:: Given records ::
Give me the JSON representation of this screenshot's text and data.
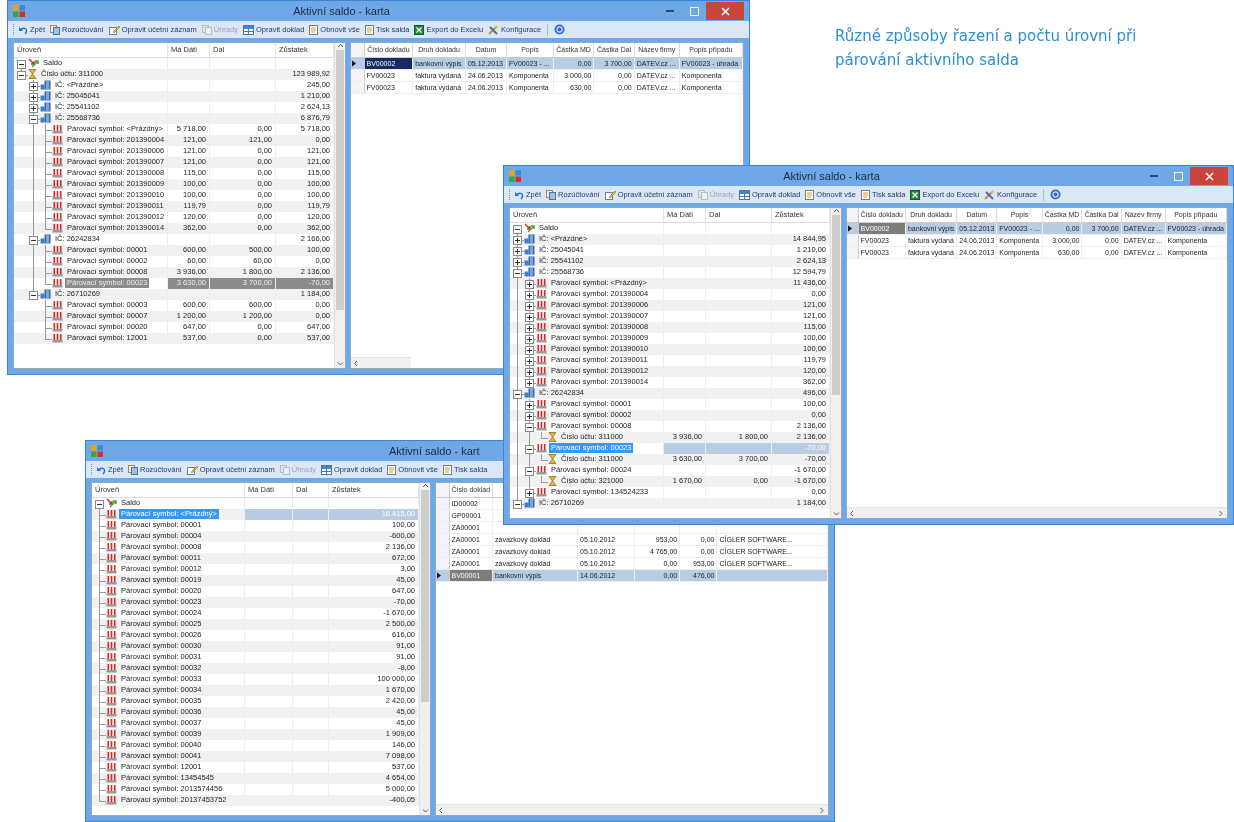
{
  "caption_lines": [
    "Různé způsoby řazení a počtu úrovní při",
    "párování aktivního salda"
  ],
  "windows": [
    {
      "title": "Aktivní saldo - karta",
      "controls": true,
      "help_button": true,
      "toolbar": [
        {
          "label": "Zpět",
          "kind": "undo",
          "disabled": false
        },
        {
          "label": "Rozúčtování",
          "kind": "documents",
          "disabled": false
        },
        {
          "label": "Opravit účetní záznam",
          "kind": "pencil",
          "disabled": false
        },
        {
          "label": "Úhrady",
          "kind": "documents",
          "disabled": true
        },
        {
          "label": "Opravit doklad",
          "kind": "table",
          "disabled": false
        },
        {
          "label": "Obnovit vše",
          "kind": "document",
          "disabled": false
        },
        {
          "label": "Tisk salda",
          "kind": "document",
          "disabled": false
        },
        {
          "label": "Export do Excelu",
          "kind": "spreadsheet",
          "disabled": false
        },
        {
          "label": "Konfigurace",
          "kind": "tools",
          "disabled": false
        }
      ],
      "tree": {
        "focused": false,
        "columns": [
          "Úroveň",
          "Má Dáti",
          "Dal",
          "Zůstatek"
        ],
        "nodes": [
          {
            "kind": "saldo",
            "label": "Saldo",
            "expanded": true,
            "selected": false,
            "children": [
              {
                "kind": "account",
                "label": "Číslo účtu: 311000",
                "balance": "123 989,92",
                "expanded": true,
                "selected": false,
                "children": [
                  {
                    "kind": "company",
                    "label": "IČ: <Prázdné>",
                    "balance": "245,00",
                    "expanded": false,
                    "selected": false
                  },
                  {
                    "kind": "company",
                    "label": "IČ: 25045041",
                    "balance": "1 210,00",
                    "expanded": false,
                    "selected": false
                  },
                  {
                    "kind": "company",
                    "label": "IČ: 25541102",
                    "balance": "2 624,13",
                    "expanded": false,
                    "selected": false
                  },
                  {
                    "kind": "company",
                    "label": "IČ: 25568736",
                    "balance": "6 876,79",
                    "expanded": true,
                    "selected": false,
                    "children": [
                      {
                        "kind": "symbol",
                        "label": "Párovací symbol: <Prázdný>",
                        "md": "5 718,00",
                        "dal": "0,00",
                        "balance": "5 718,00",
                        "selected": false
                      },
                      {
                        "kind": "symbol",
                        "label": "Párovací symbol: 201390004",
                        "md": "121,00",
                        "dal": "121,00",
                        "balance": "0,00",
                        "selected": false
                      },
                      {
                        "kind": "symbol",
                        "label": "Párovací symbol: 201390006",
                        "md": "121,00",
                        "dal": "0,00",
                        "balance": "121,00",
                        "selected": false
                      },
                      {
                        "kind": "symbol",
                        "label": "Párovací symbol: 201390007",
                        "md": "121,00",
                        "dal": "0,00",
                        "balance": "121,00",
                        "selected": false
                      },
                      {
                        "kind": "symbol",
                        "label": "Párovací symbol: 201390008",
                        "md": "115,00",
                        "dal": "0,00",
                        "balance": "115,00",
                        "selected": false
                      },
                      {
                        "kind": "symbol",
                        "label": "Párovací symbol: 201390009",
                        "md": "100,00",
                        "dal": "0,00",
                        "balance": "100,00",
                        "selected": false
                      },
                      {
                        "kind": "symbol",
                        "label": "Párovací symbol: 201390010",
                        "md": "100,00",
                        "dal": "0,00",
                        "balance": "100,00",
                        "selected": false
                      },
                      {
                        "kind": "symbol",
                        "label": "Párovací symbol: 201390011",
                        "md": "119,79",
                        "dal": "0,00",
                        "balance": "119,79",
                        "selected": false
                      },
                      {
                        "kind": "symbol",
                        "label": "Párovací symbol: 201390012",
                        "md": "120,00",
                        "dal": "0,00",
                        "balance": "120,00",
                        "selected": false
                      },
                      {
                        "kind": "symbol",
                        "label": "Párovací symbol: 201390014",
                        "md": "362,00",
                        "dal": "0,00",
                        "balance": "362,00",
                        "selected": false
                      }
                    ]
                  },
                  {
                    "kind": "company",
                    "label": "IČ: 26242834",
                    "balance": "2 166,00",
                    "expanded": true,
                    "selected": false,
                    "children": [
                      {
                        "kind": "symbol",
                        "label": "Párovací symbol: 00001",
                        "md": "600,00",
                        "dal": "500,00",
                        "balance": "100,00",
                        "selected": false
                      },
                      {
                        "kind": "symbol",
                        "label": "Párovací symbol: 00002",
                        "md": "60,00",
                        "dal": "60,00",
                        "balance": "0,00",
                        "selected": false
                      },
                      {
                        "kind": "symbol",
                        "label": "Párovací symbol: 00008",
                        "md": "3 936,00",
                        "dal": "1 800,00",
                        "balance": "2 136,00",
                        "selected": false
                      },
                      {
                        "kind": "symbol",
                        "label": "Párovací symbol: 00023",
                        "md": "3 630,00",
                        "dal": "3 700,00",
                        "balance": "-70,00",
                        "selected": true
                      }
                    ]
                  },
                  {
                    "kind": "company",
                    "label": "IČ: 26710269",
                    "balance": "1 184,00",
                    "expanded": true,
                    "selected": false,
                    "children": [
                      {
                        "kind": "symbol",
                        "label": "Párovací symbol: 00003",
                        "md": "600,00",
                        "dal": "600,00",
                        "balance": "0,00",
                        "selected": false
                      },
                      {
                        "kind": "symbol",
                        "label": "Párovací symbol: 00007",
                        "md": "1 200,00",
                        "dal": "1 200,00",
                        "balance": "0,00",
                        "selected": false
                      },
                      {
                        "kind": "symbol",
                        "label": "Párovací symbol: 00020",
                        "md": "647,00",
                        "dal": "0,00",
                        "balance": "647,00",
                        "selected": false
                      },
                      {
                        "kind": "symbol",
                        "label": "Párovací symbol: 12001",
                        "md": "537,00",
                        "dal": "0,00",
                        "balance": "537,00",
                        "selected": false
                      }
                    ]
                  }
                ]
              }
            ]
          }
        ]
      },
      "grid": {
        "focused": true,
        "columns": [
          "Číslo dokladu",
          "Druh dokladu",
          "Datum",
          "Popis",
          "Částka MD",
          "Částka Dal",
          "Název firmy",
          "Popis případu"
        ],
        "rows": [
          {
            "cells": [
              "BV00002",
              "bankovní výpis",
              "05.12.2013",
              "FV00023 - ...",
              "0,00",
              "3 700,00",
              "DATEV.cz ...",
              "FV00023 - úhrada"
            ],
            "selected": true
          },
          {
            "cells": [
              "FV00023",
              "faktura vydaná",
              "24.06.2013",
              "Komponenta",
              "3 000,00",
              "0,00",
              "DATEV.cz ...",
              "Komponenta"
            ],
            "selected": false
          },
          {
            "cells": [
              "FV00023",
              "faktura vydaná",
              "24.06.2013",
              "Komponenta",
              "630,00",
              "0,00",
              "DATEV.cz ...",
              "Komponenta"
            ],
            "selected": false
          }
        ]
      }
    },
    {
      "title": "Aktivní saldo - karta",
      "controls": true,
      "help_button": true,
      "toolbar": [
        {
          "label": "Zpět",
          "kind": "undo",
          "disabled": false
        },
        {
          "label": "Rozúčtování",
          "kind": "documents",
          "disabled": false
        },
        {
          "label": "Opravit účetní záznam",
          "kind": "pencil",
          "disabled": false
        },
        {
          "label": "Úhrady",
          "kind": "documents",
          "disabled": true
        },
        {
          "label": "Opravit doklad",
          "kind": "table",
          "disabled": false
        },
        {
          "label": "Obnovit vše",
          "kind": "document",
          "disabled": false
        },
        {
          "label": "Tisk salda",
          "kind": "document",
          "disabled": false
        },
        {
          "label": "Export do Excelu",
          "kind": "spreadsheet",
          "disabled": false
        },
        {
          "label": "Konfigurace",
          "kind": "tools",
          "disabled": false
        }
      ],
      "tree": {
        "focused": true,
        "columns": [
          "Úroveň",
          "Má Dáti",
          "Dal",
          "Zůstatek"
        ],
        "nodes": [
          {
            "kind": "saldo",
            "label": "Saldo",
            "expanded": true,
            "selected": false,
            "children": [
              {
                "kind": "company",
                "label": "IČ: <Prázdné>",
                "balance": "14 844,95",
                "expanded": false,
                "selected": false
              },
              {
                "kind": "company",
                "label": "IČ: 25045041",
                "balance": "1 210,00",
                "expanded": false,
                "selected": false
              },
              {
                "kind": "company",
                "label": "IČ: 25541102",
                "balance": "2 624,13",
                "expanded": false,
                "selected": false
              },
              {
                "kind": "company",
                "label": "IČ: 25568736",
                "balance": "12 594,79",
                "expanded": true,
                "selected": false,
                "children": [
                  {
                    "kind": "symbol",
                    "label": "Párovací symbol: <Prázdný>",
                    "balance": "11 436,00",
                    "expanded": false,
                    "selected": false
                  },
                  {
                    "kind": "symbol",
                    "label": "Párovací symbol: 201390004",
                    "balance": "0,00",
                    "expanded": false,
                    "selected": false
                  },
                  {
                    "kind": "symbol",
                    "label": "Párovací symbol: 201390006",
                    "balance": "121,00",
                    "expanded": false,
                    "selected": false
                  },
                  {
                    "kind": "symbol",
                    "label": "Párovací symbol: 201390007",
                    "balance": "121,00",
                    "expanded": false,
                    "selected": false
                  },
                  {
                    "kind": "symbol",
                    "label": "Párovací symbol: 201390008",
                    "balance": "115,00",
                    "expanded": false,
                    "selected": false
                  },
                  {
                    "kind": "symbol",
                    "label": "Párovací symbol: 201390009",
                    "balance": "100,00",
                    "expanded": false,
                    "selected": false
                  },
                  {
                    "kind": "symbol",
                    "label": "Párovací symbol: 201390010",
                    "balance": "100,00",
                    "expanded": false,
                    "selected": false
                  },
                  {
                    "kind": "symbol",
                    "label": "Párovací symbol: 201390011",
                    "balance": "119,79",
                    "expanded": false,
                    "selected": false
                  },
                  {
                    "kind": "symbol",
                    "label": "Párovací symbol: 201390012",
                    "balance": "120,00",
                    "expanded": false,
                    "selected": false
                  },
                  {
                    "kind": "symbol",
                    "label": "Párovací symbol: 201390014",
                    "balance": "362,00",
                    "expanded": false,
                    "selected": false
                  }
                ]
              },
              {
                "kind": "company",
                "label": "IČ: 26242834",
                "balance": "496,00",
                "expanded": true,
                "selected": false,
                "children": [
                  {
                    "kind": "symbol",
                    "label": "Párovací symbol: 00001",
                    "balance": "100,00",
                    "expanded": false,
                    "selected": false
                  },
                  {
                    "kind": "symbol",
                    "label": "Párovací symbol: 00002",
                    "balance": "0,00",
                    "expanded": false,
                    "selected": false
                  },
                  {
                    "kind": "symbol",
                    "label": "Párovací symbol: 00008",
                    "balance": "2 136,00",
                    "expanded": true,
                    "selected": false,
                    "children": [
                      {
                        "kind": "account",
                        "label": "Číslo účtu: 311000",
                        "md": "3 936,00",
                        "dal": "1 800,00",
                        "balance": "2 136,00",
                        "selected": false
                      }
                    ]
                  },
                  {
                    "kind": "symbol",
                    "label": "Párovací symbol: 00023",
                    "balance": "-70,00",
                    "expanded": true,
                    "selected": true,
                    "children": [
                      {
                        "kind": "account",
                        "label": "Číslo účtu: 311000",
                        "md": "3 630,00",
                        "dal": "3 700,00",
                        "balance": "-70,00",
                        "selected": false
                      }
                    ]
                  },
                  {
                    "kind": "symbol",
                    "label": "Párovací symbol: 00024",
                    "balance": "-1 670,00",
                    "expanded": true,
                    "selected": false,
                    "children": [
                      {
                        "kind": "account",
                        "label": "Číslo účtu: 321000",
                        "md": "1 670,00",
                        "dal": "0,00",
                        "balance": "-1 670,00",
                        "selected": false
                      }
                    ]
                  },
                  {
                    "kind": "symbol",
                    "label": "Párovací symbol: 134524233",
                    "balance": "0,00",
                    "expanded": false,
                    "selected": false
                  }
                ]
              },
              {
                "kind": "company",
                "label": "IČ: 26710269",
                "balance": "1 184,00",
                "expanded": true,
                "selected": false
              }
            ]
          }
        ]
      },
      "grid": {
        "focused": false,
        "columns": [
          "Číslo dokladu",
          "Druh dokladu",
          "Datum",
          "Popis",
          "Částka MD",
          "Částka Dal",
          "Název firmy",
          "Popis případu"
        ],
        "rows": [
          {
            "cells": [
              "BV00002",
              "bankovní výpis",
              "05.12.2013",
              "FV00023 - ...",
              "0,00",
              "3 700,00",
              "DATEV.cz ...",
              "FV00023 - úhrada"
            ],
            "selected": true
          },
          {
            "cells": [
              "FV00023",
              "faktura vydaná",
              "24.06.2013",
              "Komponenta",
              "3 000,00",
              "0,00",
              "DATEV.cz ...",
              "Komponenta"
            ],
            "selected": false
          },
          {
            "cells": [
              "FV00023",
              "faktura vydaná",
              "24.06.2013",
              "Komponenta",
              "630,00",
              "0,00",
              "DATEV.cz ...",
              "Komponenta"
            ],
            "selected": false
          }
        ]
      }
    },
    {
      "title": "Aktivní saldo - kart",
      "controls": false,
      "help_button": false,
      "toolbar": [
        {
          "label": "Zpět",
          "kind": "undo",
          "disabled": false
        },
        {
          "label": "Rozúčtování",
          "kind": "documents",
          "disabled": false
        },
        {
          "label": "Opravit účetní záznam",
          "kind": "pencil",
          "disabled": false
        },
        {
          "label": "Úhrady",
          "kind": "documents",
          "disabled": true
        },
        {
          "label": "Opravit doklad",
          "kind": "table",
          "disabled": false
        },
        {
          "label": "Obnovit vše",
          "kind": "document",
          "disabled": false
        },
        {
          "label": "Tisk salda",
          "kind": "document",
          "disabled": false
        }
      ],
      "tree": {
        "focused": true,
        "columns": [
          "Úroveň",
          "Má Dáti",
          "Dal",
          "Zůstatek"
        ],
        "nodes": [
          {
            "kind": "saldo",
            "label": "Saldo",
            "expanded": true,
            "selected": false,
            "children": [
              {
                "kind": "symbol",
                "label": "Párovací symbol: <Prázdný>",
                "balance": "16 415,00",
                "selected": true
              },
              {
                "kind": "symbol",
                "label": "Párovací symbol: 00001",
                "balance": "100,00",
                "selected": false
              },
              {
                "kind": "symbol",
                "label": "Párovací symbol: 00004",
                "balance": "-600,00",
                "selected": false
              },
              {
                "kind": "symbol",
                "label": "Párovací symbol: 00008",
                "balance": "2 136,00",
                "selected": false
              },
              {
                "kind": "symbol",
                "label": "Párovací symbol: 00011",
                "balance": "672,00",
                "selected": false
              },
              {
                "kind": "symbol",
                "label": "Párovací symbol: 00012",
                "balance": "3,00",
                "selected": false
              },
              {
                "kind": "symbol",
                "label": "Párovací symbol: 00019",
                "balance": "45,00",
                "selected": false
              },
              {
                "kind": "symbol",
                "label": "Párovací symbol: 00020",
                "balance": "647,00",
                "selected": false
              },
              {
                "kind": "symbol",
                "label": "Párovací symbol: 00023",
                "balance": "-70,00",
                "selected": false
              },
              {
                "kind": "symbol",
                "label": "Párovací symbol: 00024",
                "balance": "-1 670,00",
                "selected": false
              },
              {
                "kind": "symbol",
                "label": "Párovací symbol: 00025",
                "balance": "2 500,00",
                "selected": false
              },
              {
                "kind": "symbol",
                "label": "Párovací symbol: 00026",
                "balance": "616,00",
                "selected": false
              },
              {
                "kind": "symbol",
                "label": "Párovací symbol: 00030",
                "balance": "91,00",
                "selected": false
              },
              {
                "kind": "symbol",
                "label": "Párovací symbol: 00031",
                "balance": "91,00",
                "selected": false
              },
              {
                "kind": "symbol",
                "label": "Párovací symbol: 00032",
                "balance": "-8,00",
                "selected": false
              },
              {
                "kind": "symbol",
                "label": "Párovací symbol: 00033",
                "balance": "100 000,00",
                "selected": false
              },
              {
                "kind": "symbol",
                "label": "Párovací symbol: 00034",
                "balance": "1 670,00",
                "selected": false
              },
              {
                "kind": "symbol",
                "label": "Párovací symbol: 00035",
                "balance": "2 420,00",
                "selected": false
              },
              {
                "kind": "symbol",
                "label": "Párovací symbol: 00036",
                "balance": "45,00",
                "selected": false
              },
              {
                "kind": "symbol",
                "label": "Párovací symbol: 00037",
                "balance": "45,00",
                "selected": false
              },
              {
                "kind": "symbol",
                "label": "Párovací symbol: 00039",
                "balance": "1 909,00",
                "selected": false
              },
              {
                "kind": "symbol",
                "label": "Párovací symbol: 00040",
                "balance": "146,00",
                "selected": false
              },
              {
                "kind": "symbol",
                "label": "Párovací symbol: 00041",
                "balance": "7 098,00",
                "selected": false
              },
              {
                "kind": "symbol",
                "label": "Párovací symbol: 12001",
                "balance": "537,00",
                "selected": false
              },
              {
                "kind": "symbol",
                "label": "Párovací symbol: 13454545",
                "balance": "4 654,00",
                "selected": false
              },
              {
                "kind": "symbol",
                "label": "Párovací symbol: 2013574456",
                "balance": "5 000,00",
                "selected": false
              },
              {
                "kind": "symbol",
                "label": "Párovací symbol: 20137453752",
                "balance": "-400,05",
                "selected": false
              }
            ]
          }
        ]
      },
      "grid": {
        "focused": false,
        "columns": [
          "Číslo doklad"
        ],
        "rows": [
          {
            "cells": [
              "ID00002"
            ],
            "selected": false
          },
          {
            "cells": [
              "GP00001"
            ],
            "selected": false
          },
          {
            "cells": [
              "ZA00001"
            ],
            "selected": false
          },
          {
            "cells": [
              "ZA00001",
              "závazkový doklad",
              "05.10.2012",
              "953,00",
              "0,00",
              "CÍGLER SOFTWARE..."
            ],
            "selected": false
          },
          {
            "cells": [
              "ZA00001",
              "závazkový doklad",
              "05.10.2012",
              "4 765,00",
              "0,00",
              "CÍGLER SOFTWARE..."
            ],
            "selected": false
          },
          {
            "cells": [
              "ZA00001",
              "závazkový doklad",
              "05.10.2012",
              "0,00",
              "953,00",
              "CÍGLER SOFTWARE..."
            ],
            "selected": false
          },
          {
            "cells": [
              "BV00001",
              "bankovní výpis",
              "14.06.2012",
              "0,00",
              "476,00"
            ],
            "selected": true
          }
        ]
      }
    }
  ]
}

:: What the task asks ::
Gather all lines of the records that include the word "Prázdný".

:: Task output ::
                        "label": "Párovací symbol: <Prázdný>",
                    "label": "Párovací symbol: <Prázdný>",
                "label": "Párovací symbol: <Prázdný>",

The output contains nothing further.